— START OF GIVEN RECORDS —

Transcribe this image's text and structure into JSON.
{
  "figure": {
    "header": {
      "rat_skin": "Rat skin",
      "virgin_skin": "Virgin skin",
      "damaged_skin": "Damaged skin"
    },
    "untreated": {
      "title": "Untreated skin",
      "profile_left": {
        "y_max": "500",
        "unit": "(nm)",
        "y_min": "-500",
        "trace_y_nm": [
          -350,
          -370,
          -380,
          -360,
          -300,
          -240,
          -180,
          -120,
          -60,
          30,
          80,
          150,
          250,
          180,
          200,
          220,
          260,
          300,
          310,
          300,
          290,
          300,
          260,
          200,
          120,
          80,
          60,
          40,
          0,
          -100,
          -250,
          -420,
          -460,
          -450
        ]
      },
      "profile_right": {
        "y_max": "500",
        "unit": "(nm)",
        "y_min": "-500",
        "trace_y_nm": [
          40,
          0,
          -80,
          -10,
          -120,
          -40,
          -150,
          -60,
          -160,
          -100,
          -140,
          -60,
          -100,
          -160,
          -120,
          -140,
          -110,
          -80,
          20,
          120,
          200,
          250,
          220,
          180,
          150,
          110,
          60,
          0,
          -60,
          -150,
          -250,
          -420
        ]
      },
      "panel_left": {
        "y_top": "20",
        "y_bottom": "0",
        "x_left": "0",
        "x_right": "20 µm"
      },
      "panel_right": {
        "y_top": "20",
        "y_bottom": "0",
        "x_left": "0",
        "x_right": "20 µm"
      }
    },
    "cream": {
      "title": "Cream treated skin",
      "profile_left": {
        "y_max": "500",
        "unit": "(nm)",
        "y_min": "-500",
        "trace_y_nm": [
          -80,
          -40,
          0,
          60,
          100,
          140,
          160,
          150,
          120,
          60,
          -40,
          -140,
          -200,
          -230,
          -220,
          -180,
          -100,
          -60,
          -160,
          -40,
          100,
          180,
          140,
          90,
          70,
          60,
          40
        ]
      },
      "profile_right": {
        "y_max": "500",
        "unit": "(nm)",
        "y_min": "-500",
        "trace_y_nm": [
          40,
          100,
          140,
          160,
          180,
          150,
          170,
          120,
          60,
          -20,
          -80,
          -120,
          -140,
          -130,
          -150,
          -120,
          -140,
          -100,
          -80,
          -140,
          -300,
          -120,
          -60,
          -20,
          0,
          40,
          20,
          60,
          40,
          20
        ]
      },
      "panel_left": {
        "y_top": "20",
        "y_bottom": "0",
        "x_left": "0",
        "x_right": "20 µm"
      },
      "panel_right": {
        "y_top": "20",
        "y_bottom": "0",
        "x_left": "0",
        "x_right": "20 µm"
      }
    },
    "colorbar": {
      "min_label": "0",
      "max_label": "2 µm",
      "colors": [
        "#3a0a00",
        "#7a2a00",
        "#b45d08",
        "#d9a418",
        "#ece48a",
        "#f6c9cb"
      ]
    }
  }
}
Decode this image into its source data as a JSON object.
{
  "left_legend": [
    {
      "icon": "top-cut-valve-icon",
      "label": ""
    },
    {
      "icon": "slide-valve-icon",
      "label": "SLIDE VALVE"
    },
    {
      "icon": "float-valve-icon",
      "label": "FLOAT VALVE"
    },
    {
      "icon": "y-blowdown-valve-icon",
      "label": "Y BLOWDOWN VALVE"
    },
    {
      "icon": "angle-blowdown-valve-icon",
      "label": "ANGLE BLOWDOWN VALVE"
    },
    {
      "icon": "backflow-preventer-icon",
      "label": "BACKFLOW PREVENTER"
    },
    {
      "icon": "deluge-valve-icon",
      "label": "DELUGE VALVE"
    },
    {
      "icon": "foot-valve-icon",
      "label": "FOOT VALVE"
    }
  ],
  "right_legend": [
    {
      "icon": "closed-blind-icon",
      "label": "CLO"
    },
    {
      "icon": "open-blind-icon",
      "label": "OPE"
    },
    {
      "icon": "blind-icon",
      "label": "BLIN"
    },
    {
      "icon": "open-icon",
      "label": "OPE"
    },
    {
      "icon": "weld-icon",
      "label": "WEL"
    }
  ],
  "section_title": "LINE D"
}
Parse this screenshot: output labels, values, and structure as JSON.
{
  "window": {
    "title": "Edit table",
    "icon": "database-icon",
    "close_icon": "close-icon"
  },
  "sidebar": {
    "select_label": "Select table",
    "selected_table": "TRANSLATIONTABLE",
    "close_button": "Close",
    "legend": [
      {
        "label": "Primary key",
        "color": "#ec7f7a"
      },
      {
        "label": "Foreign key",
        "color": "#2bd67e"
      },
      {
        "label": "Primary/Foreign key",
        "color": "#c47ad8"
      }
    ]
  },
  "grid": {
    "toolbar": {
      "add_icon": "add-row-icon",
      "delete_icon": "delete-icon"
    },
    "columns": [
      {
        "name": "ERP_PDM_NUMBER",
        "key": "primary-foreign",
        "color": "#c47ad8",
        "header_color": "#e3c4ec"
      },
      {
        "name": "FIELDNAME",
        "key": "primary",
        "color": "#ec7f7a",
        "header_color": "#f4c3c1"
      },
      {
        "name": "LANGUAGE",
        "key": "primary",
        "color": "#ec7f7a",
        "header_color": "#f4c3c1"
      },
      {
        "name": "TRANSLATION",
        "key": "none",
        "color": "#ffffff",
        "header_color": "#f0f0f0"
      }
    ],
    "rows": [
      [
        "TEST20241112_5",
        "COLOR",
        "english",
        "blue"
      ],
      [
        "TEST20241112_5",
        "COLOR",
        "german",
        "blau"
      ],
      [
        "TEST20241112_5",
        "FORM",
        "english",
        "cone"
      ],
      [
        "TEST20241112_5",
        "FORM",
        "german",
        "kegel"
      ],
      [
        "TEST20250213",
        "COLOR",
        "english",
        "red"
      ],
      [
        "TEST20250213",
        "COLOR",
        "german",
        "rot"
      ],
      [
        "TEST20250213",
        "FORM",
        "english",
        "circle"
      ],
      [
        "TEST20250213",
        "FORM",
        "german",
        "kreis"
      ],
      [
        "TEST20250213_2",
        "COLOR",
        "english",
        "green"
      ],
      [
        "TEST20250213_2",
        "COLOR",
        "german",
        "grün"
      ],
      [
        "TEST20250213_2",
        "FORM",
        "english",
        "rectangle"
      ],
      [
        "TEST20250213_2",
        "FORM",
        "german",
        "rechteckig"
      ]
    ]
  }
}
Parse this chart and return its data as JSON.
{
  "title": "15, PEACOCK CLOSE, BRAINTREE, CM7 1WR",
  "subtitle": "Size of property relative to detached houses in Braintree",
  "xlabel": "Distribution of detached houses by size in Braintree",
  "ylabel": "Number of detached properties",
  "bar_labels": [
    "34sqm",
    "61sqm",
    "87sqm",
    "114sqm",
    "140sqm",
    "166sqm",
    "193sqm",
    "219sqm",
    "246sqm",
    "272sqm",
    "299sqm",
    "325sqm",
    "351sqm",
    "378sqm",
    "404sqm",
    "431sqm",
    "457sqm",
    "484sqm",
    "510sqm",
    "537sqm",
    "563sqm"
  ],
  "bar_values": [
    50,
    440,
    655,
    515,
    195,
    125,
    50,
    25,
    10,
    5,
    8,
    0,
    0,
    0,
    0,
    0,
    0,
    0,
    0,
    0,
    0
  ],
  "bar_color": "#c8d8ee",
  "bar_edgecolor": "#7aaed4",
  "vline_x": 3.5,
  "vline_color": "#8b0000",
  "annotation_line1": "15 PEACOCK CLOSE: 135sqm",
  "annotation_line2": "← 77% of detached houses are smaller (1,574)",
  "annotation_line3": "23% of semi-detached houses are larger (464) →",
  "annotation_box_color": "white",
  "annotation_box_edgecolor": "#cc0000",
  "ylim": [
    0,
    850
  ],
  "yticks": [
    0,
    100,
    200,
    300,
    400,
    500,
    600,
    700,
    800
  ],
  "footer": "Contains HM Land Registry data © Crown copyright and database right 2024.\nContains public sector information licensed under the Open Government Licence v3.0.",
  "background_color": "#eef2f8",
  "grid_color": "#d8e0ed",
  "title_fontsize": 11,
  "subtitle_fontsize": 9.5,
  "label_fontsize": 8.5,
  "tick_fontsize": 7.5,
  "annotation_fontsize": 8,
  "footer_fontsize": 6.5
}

— END OF GIVEN RECORDS —

▶ _EXERCISE INSTRUCTIONS_: Look through the entries above; copy every line holding the string "Parse".

▶ _RESULT FOR THIS TASK_:
Parse this screenshot: output labels, values, and structure as JSON.
Parse this chart and return its data as JSON.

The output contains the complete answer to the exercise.